[BEGIN Dataset]
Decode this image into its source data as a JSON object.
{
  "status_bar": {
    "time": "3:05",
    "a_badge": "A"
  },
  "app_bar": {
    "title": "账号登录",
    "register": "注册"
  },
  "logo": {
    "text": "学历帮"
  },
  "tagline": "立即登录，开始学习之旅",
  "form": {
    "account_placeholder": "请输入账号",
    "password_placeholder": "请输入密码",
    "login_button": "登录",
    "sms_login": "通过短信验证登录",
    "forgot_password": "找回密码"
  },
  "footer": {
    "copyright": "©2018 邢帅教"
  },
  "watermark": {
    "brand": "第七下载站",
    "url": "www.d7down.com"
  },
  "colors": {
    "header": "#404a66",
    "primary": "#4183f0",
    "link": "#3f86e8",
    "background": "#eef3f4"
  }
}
[END Dataset]
Each record above should be restated word for word.

Correct result:
Decode this image into its source data as a JSON object.
{
  "status_bar": {
    "time": "3:05",
    "a_badge": "A"
  },
  "app_bar": {
    "title": "账号登录",
    "register": "注册"
  },
  "logo": {
    "text": "学历帮"
  },
  "tagline": "立即登录，开始学习之旅",
  "form": {
    "account_placeholder": "请输入账号",
    "password_placeholder": "请输入密码",
    "login_button": "登录",
    "sms_login": "通过短信验证登录",
    "forgot_password": "找回密码"
  },
  "footer": {
    "copyright": "©2018 邢帅教"
  },
  "watermark": {
    "brand": "第七下载站",
    "url": "www.d7down.com"
  },
  "colors": {
    "header": "#404a66",
    "primary": "#4183f0",
    "link": "#3f86e8",
    "background": "#eef3f4"
  }
}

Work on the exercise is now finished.